[Collected data entries]
═══
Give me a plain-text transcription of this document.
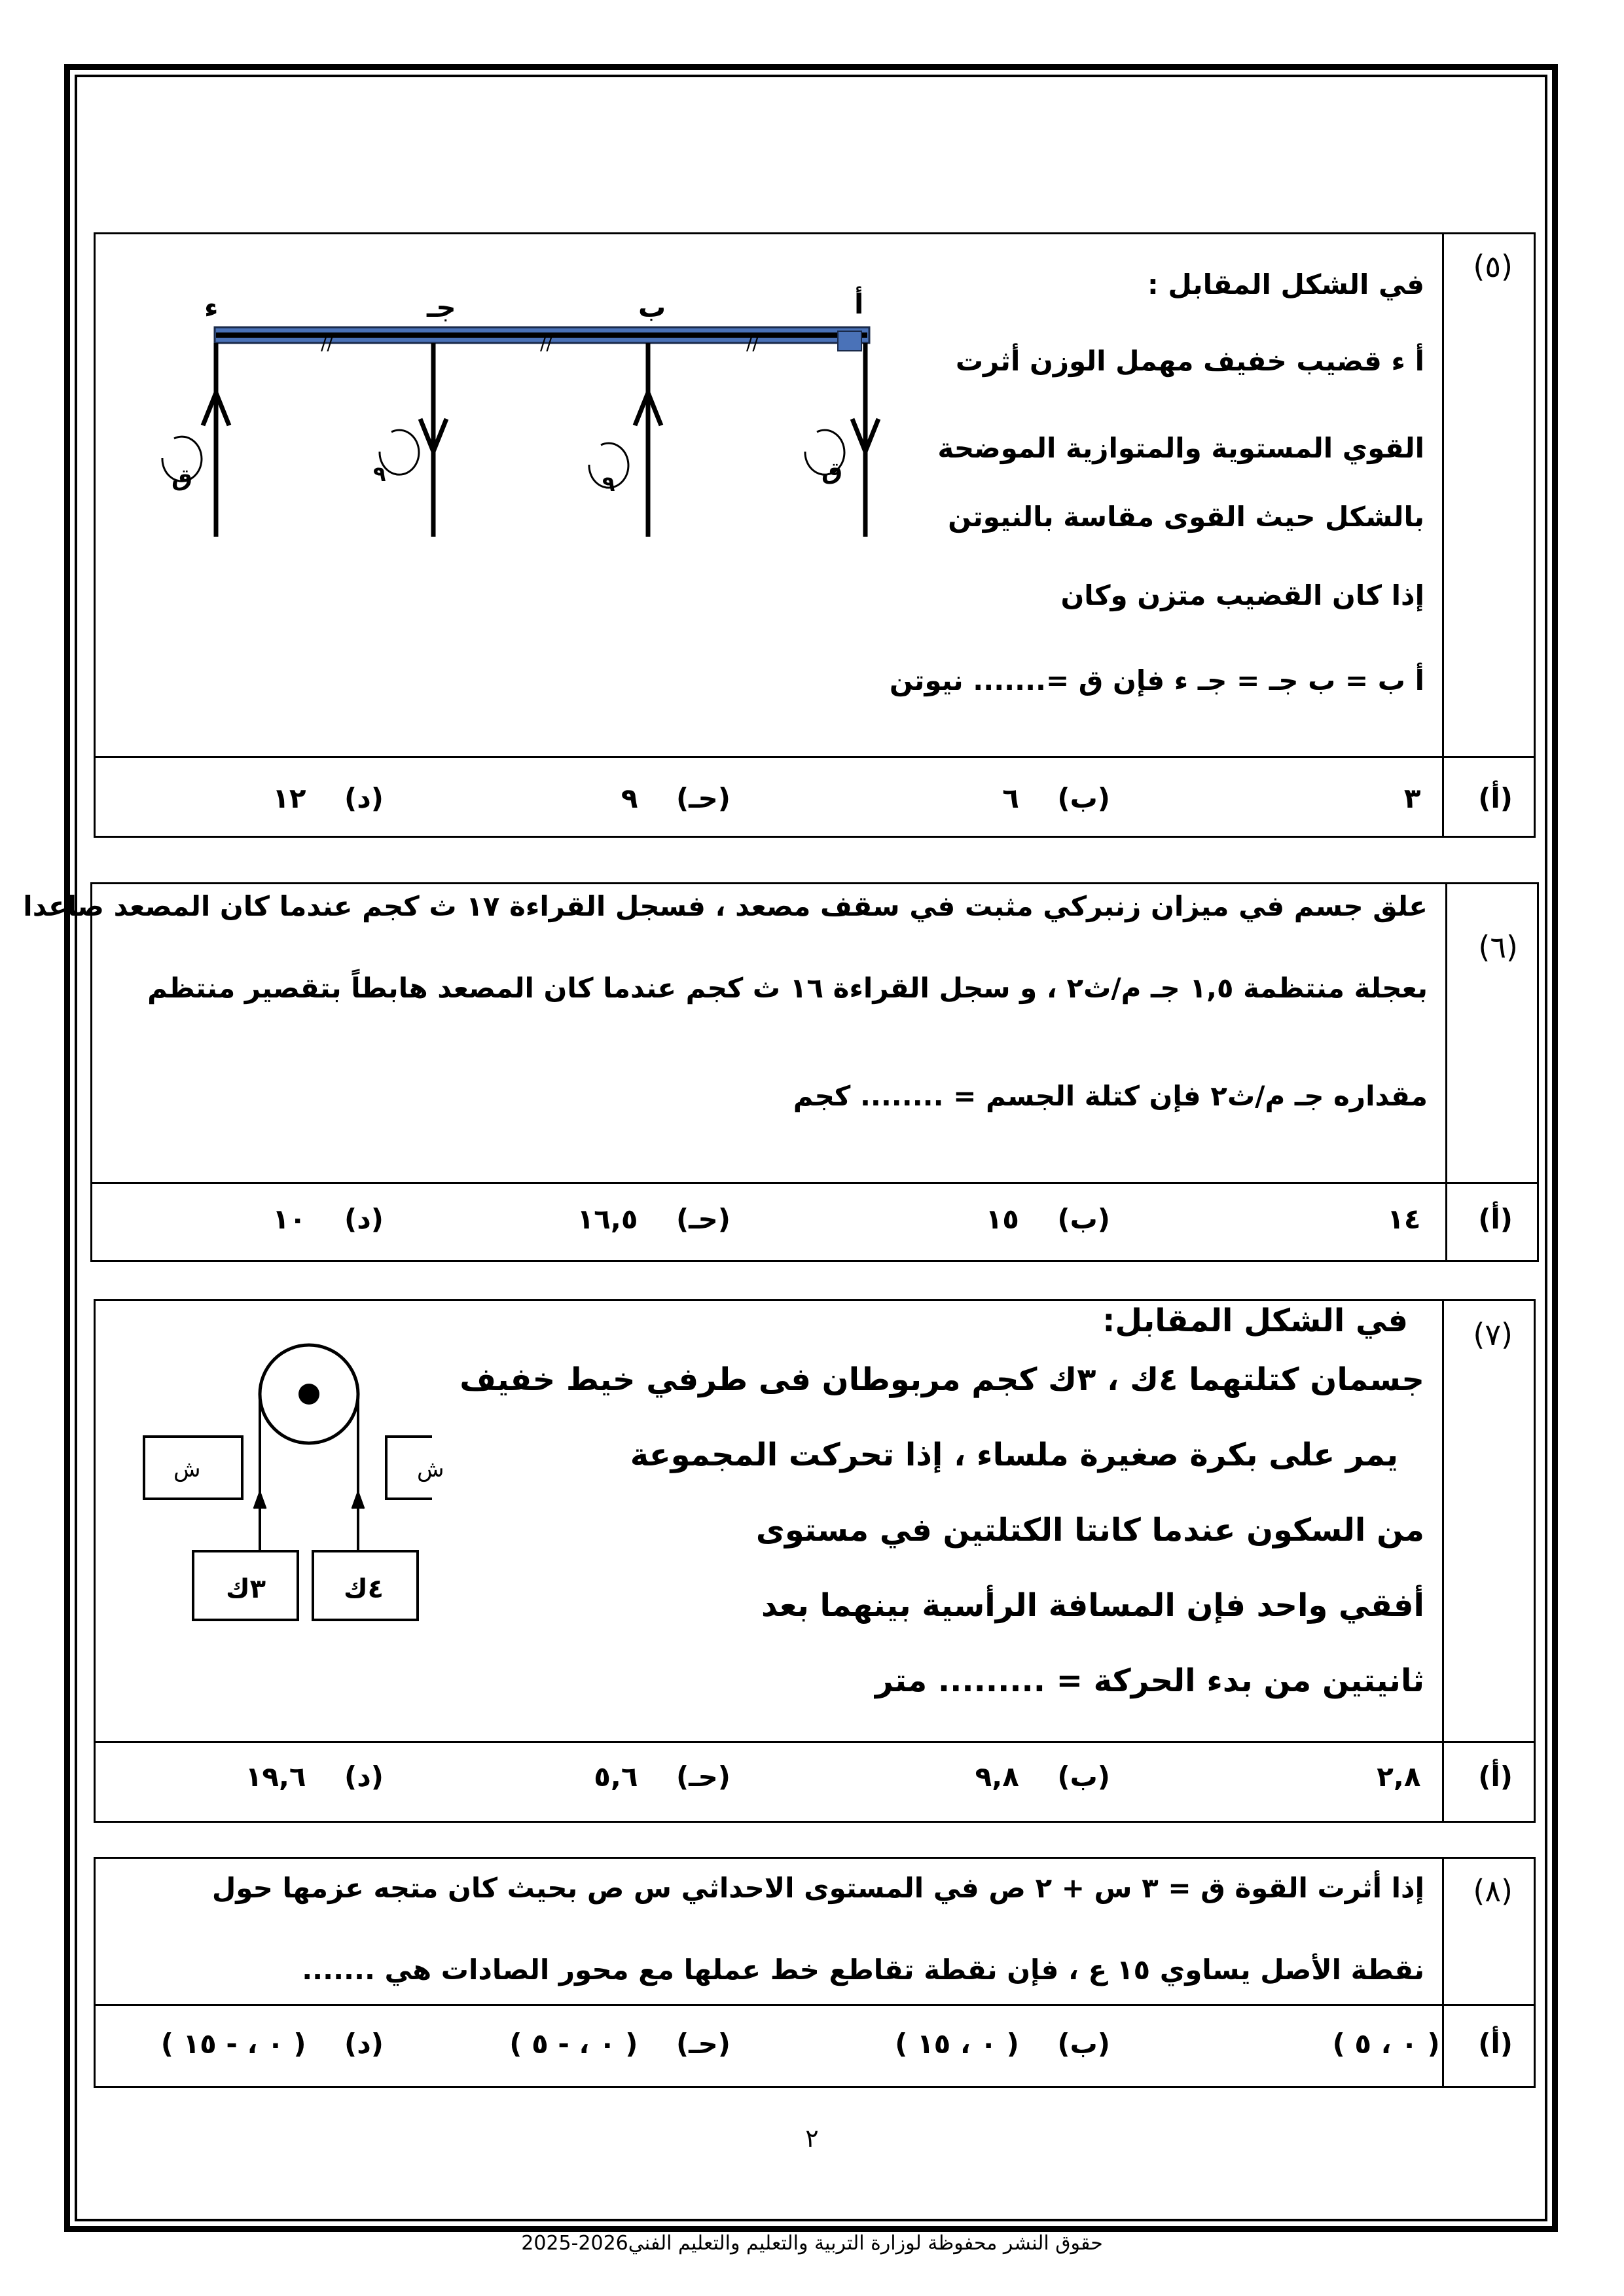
(٥)
في الشكل المقابل :
أ ء قضيب خفيف مهمل الوزن أثرت
القوي المستوية والمتوازية الموضحة
بالشكل حيث القوى مقاسة بالنيوتن
إذا كان القضيب متزن وكان
أ ب = ب جـ = جـ ء فإن ق =....... نيوتن
ء	جـ	ب	أ
//	//	//
ق	٩	٩	ق
(أ)      ٣
(ب)    ٦
(حـ)    ٩
(د)    ١٢
(٦)
علق جسم في ميزان زنبركي مثبت في سقف مصعد ، فسجل القراءة ١٧ ث كجم عندما كان المصعد صاعدا
بعجلة منتظمة ١,٥ جـ م/ث٢ ، و سجل القراءة ١٦ ث كجم عندما كان المصعد هابطاً بتقصير منتظم
مقداره جـ م/ث٢ فإن كتلة الجسم = ........ كجم
(أ)      ١٤
(ب)    ١٥
(حـ)    ١٦,٥
(د)    ١٠
(٧)
في الشكل المقابل:
جسمان كتلتهما ٤ك ، ٣ك كجم مربوطان فى طرفي خيط خفيف
يمر على بكرة صغيرة ملساء ، إذا تحركت المجموعة
من السكون عندما كانتا الكتلتين في مستوى
أفقي واحد فإن المسافة الرأسية بينهما بعد
ثانيتين من بدء الحركة = ......... متر
ش	ش
٣ك	٤ك
(أ)      ٢,٨
(ب)    ٩,٨
(حـ)    ٥,٦
(د)    ١٩,٦
(٨)
إذا أثرت القوة ق = ٣ س + ٢ ص في المستوى الاحداثي س ص بحيث كان متجه عزمها حول
نقطة الأصل يساوي ١٥ ع ، فإن نقطة تقاطع خط عملها مع محور الصادات هي .......
(أ)    ( ٠ ، ٥ )
(ب)    ( ٠ ، ١٥ )
(حـ)    ( ٠ ، - ٥ )
(د)    ( ٠ ، - ١٥ )
٢
حقوق النشر محفوظة لوزارة التربية والتعليم والتعليم الفني2026-2025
═══
## PROBLEM DESCRIPTION
Repeat the material verbatim. Do not carry over any picture.

## EXERCISE ANSWER
Give me a plain-text transcription of this document.
(٥)
في الشكل المقابل :
أ ء قضيب خفيف مهمل الوزن أثرت
القوي المستوية والمتوازية الموضحة
بالشكل حيث القوى مقاسة بالنيوتن
إذا كان القضيب متزن وكان
أ ب = ب جـ = جـ ء فإن ق =....... نيوتن
ء	جـ	ب	أ
//	//	//
ق	٩	٩	ق
(أ)      ٣
(ب)    ٦
(حـ)    ٩
(د)    ١٢
(٦)
علق جسم في ميزان زنبركي مثبت في سقف مصعد ، فسجل القراءة ١٧ ث كجم عندما كان المصعد صاعدا
بعجلة منتظمة ١,٥ جـ م/ث٢ ، و سجل القراءة ١٦ ث كجم عندما كان المصعد هابطاً بتقصير منتظم
مقداره جـ م/ث٢ فإن كتلة الجسم = ........ كجم
(أ)      ١٤
(ب)    ١٥
(حـ)    ١٦,٥
(د)    ١٠
(٧)
في الشكل المقابل:
جسمان كتلتهما ٤ك ، ٣ك كجم مربوطان فى طرفي خيط خفيف
يمر على بكرة صغيرة ملساء ، إذا تحركت المجموعة
من السكون عندما كانتا الكتلتين في مستوى
أفقي واحد فإن المسافة الرأسية بينهما بعد
ثانيتين من بدء الحركة = ......... متر
ش	ش
٣ك	٤ك
(أ)      ٢,٨
(ب)    ٩,٨
(حـ)    ٥,٦
(د)    ١٩,٦
(٨)
إذا أثرت القوة ق = ٣ س + ٢ ص في المستوى الاحداثي س ص بحيث كان متجه عزمها حول
نقطة الأصل يساوي ١٥ ع ، فإن نقطة تقاطع خط عملها مع محور الصادات هي .......
(أ)    ( ٠ ، ٥ )
(ب)    ( ٠ ، ١٥ )
(حـ)    ( ٠ ، - ٥ )
(د)    ( ٠ ، - ١٥ )
٢
حقوق النشر محفوظة لوزارة التربية والتعليم والتعليم الفني2026-2025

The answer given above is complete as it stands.